Task prompt>
Skip the pictures. Reproduce all other material exactly.

Data listing>
»»
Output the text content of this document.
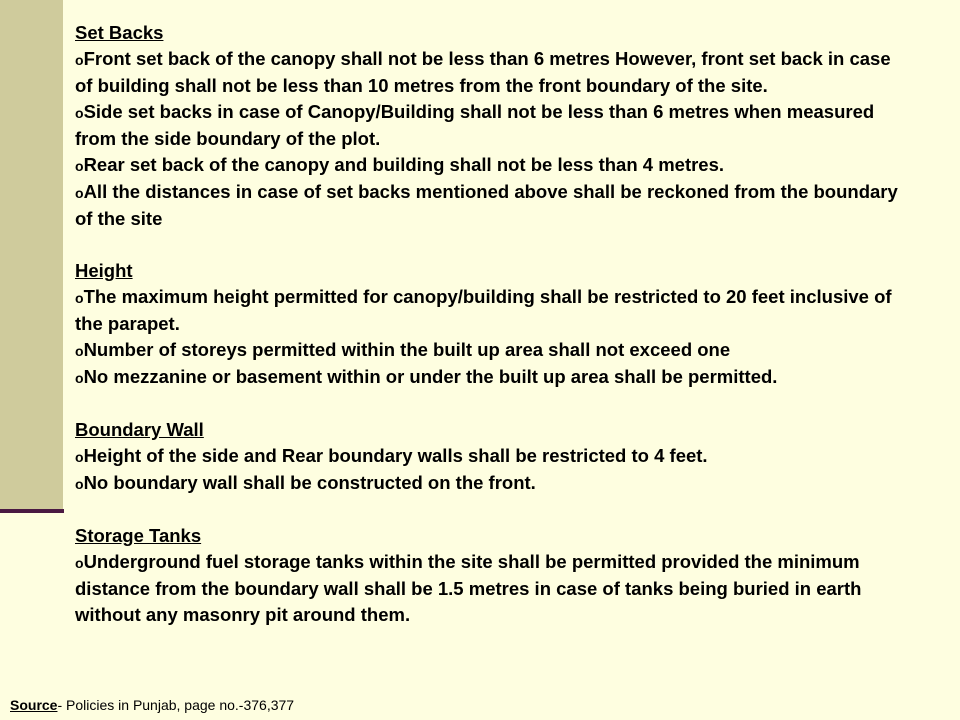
Set Backs

oFront set back of the canopy shall not be less than 6 metres However, front set back in case of building shall not be less than 10 metres from the front boundary of the site.

oSide set backs in case of Canopy/Building shall not be less than 6 metres when measured from the side boundary of the plot.

oRear set back of the canopy and building shall not be less than 4 metres.

oAll the distances in case of set backs mentioned above shall be reckoned from the boundary of the site

Height

oThe maximum height permitted for canopy/building shall be restricted to 20 feet inclusive of the parapet.

oNumber of storeys permitted within the built up area shall not exceed one

oNo mezzanine or basement within or under the built up area shall be permitted.

Boundary Wall

oHeight of the side and Rear boundary walls shall be restricted to 4 feet.

oNo boundary wall shall be constructed on the front.

Storage Tanks

oUnderground fuel storage tanks within the site shall be permitted provided the minimum distance from the boundary wall shall be 1.5 metres in case of tanks being buried in earth without any masonry pit around them.

Source- Policies in Punjab, page no.-376,377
««
Full solution>
Output the text content of this document.
Set Backs

oFront set back of the canopy shall not be less than 6 metres However, front set back in case of building shall not be less than 10 metres from the front boundary of the site.

oSide set backs in case of Canopy/Building shall not be less than 6 metres when measured from the side boundary of the plot.

oRear set back of the canopy and building shall not be less than 4 metres.

oAll the distances in case of set backs mentioned above shall be reckoned from the boundary of the site

Height

oThe maximum height permitted for canopy/building shall be restricted to 20 feet inclusive of the parapet.

oNumber of storeys permitted within the built up area shall not exceed one

oNo mezzanine or basement within or under the built up area shall be permitted.

Boundary Wall

oHeight of the side and Rear boundary walls shall be restricted to 4 feet.

oNo boundary wall shall be constructed on the front.

Storage Tanks

oUnderground fuel storage tanks within the site shall be permitted provided the minimum distance from the boundary wall shall be 1.5 metres in case of tanks being buried in earth without any masonry pit around them.

Source- Policies in Punjab, page no.-376,377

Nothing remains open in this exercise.